▶ _REQUIREMENT_: Print each of the entries exactly, leaving nothing out.

▶ _INFORMATION GIVEN_:
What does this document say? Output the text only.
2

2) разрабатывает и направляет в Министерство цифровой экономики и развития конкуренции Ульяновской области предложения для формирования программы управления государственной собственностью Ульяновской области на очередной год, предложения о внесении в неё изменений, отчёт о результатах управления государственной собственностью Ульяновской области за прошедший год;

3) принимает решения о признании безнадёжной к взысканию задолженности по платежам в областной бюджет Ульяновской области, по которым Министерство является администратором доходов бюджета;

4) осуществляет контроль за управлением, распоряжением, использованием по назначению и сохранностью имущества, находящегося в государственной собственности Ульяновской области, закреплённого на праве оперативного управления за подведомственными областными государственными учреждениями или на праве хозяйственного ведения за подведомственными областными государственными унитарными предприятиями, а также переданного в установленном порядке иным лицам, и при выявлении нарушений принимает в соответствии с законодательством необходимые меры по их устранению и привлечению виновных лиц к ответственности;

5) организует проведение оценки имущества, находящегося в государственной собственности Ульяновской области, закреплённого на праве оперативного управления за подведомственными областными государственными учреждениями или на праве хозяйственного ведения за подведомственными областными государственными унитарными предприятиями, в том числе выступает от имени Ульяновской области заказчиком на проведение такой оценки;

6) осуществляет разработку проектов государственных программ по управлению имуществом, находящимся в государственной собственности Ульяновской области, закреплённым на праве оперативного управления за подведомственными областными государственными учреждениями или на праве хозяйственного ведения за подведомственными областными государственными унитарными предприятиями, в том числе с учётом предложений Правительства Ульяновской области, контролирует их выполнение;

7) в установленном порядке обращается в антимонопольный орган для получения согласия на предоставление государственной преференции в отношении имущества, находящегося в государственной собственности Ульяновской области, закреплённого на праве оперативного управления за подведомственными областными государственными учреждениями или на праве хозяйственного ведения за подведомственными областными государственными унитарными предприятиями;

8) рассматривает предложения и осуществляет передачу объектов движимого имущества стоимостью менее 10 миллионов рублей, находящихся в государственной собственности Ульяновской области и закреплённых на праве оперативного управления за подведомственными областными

▶ _RESULT_:
What does this document say? Output the text only.
2

2) разрабатывает и направляет в Министерство цифровой экономики и развития конкуренции Ульяновской области предложения для формирования программы управления государственной собственностью Ульяновской области на очередной год, предложения о внесении в неё изменений, отчёт о результатах управления государственной собственностью Ульяновской области за прошедший год;

3) принимает решения о признании безнадёжной к взысканию задолженности по платежам в областной бюджет Ульяновской области, по которым Министерство является администратором доходов бюджета;

4) осуществляет контроль за управлением, распоряжением, использованием по назначению и сохранностью имущества, находящегося в государственной собственности Ульяновской области, закреплённого на праве оперативного управления за подведомственными областными государственными учреждениями или на праве хозяйственного ведения за подведомственными областными государственными унитарными предприятиями, а также переданного в установленном порядке иным лицам, и при выявлении нарушений принимает в соответствии с законодательством необходимые меры по их устранению и привлечению виновных лиц к ответственности;

5) организует проведение оценки имущества, находящегося в государственной собственности Ульяновской области, закреплённого на праве оперативного управления за подведомственными областными государственными учреждениями или на праве хозяйственного ведения за подведомственными областными государственными унитарными предприятиями, в том числе выступает от имени Ульяновской области заказчиком на проведение такой оценки;

6) осуществляет разработку проектов государственных программ по управлению имуществом, находящимся в государственной собственности Ульяновской области, закреплённым на праве оперативного управления за подведомственными областными государственными учреждениями или на праве хозяйственного ведения за подведомственными областными государственными унитарными предприятиями, в том числе с учётом предложений Правительства Ульяновской области, контролирует их выполнение;

7) в установленном порядке обращается в антимонопольный орган для получения согласия на предоставление государственной преференции в отношении имущества, находящегося в государственной собственности Ульяновской области, закреплённого на праве оперативного управления за подведомственными областными государственными учреждениями или на праве хозяйственного ведения за подведомственными областными государственными унитарными предприятиями;

8) рассматривает предложения и осуществляет передачу объектов движимого имущества стоимостью менее 10 миллионов рублей, находящихся в государственной собственности Ульяновской области и закреплённых на праве оперативного управления за подведомственными областными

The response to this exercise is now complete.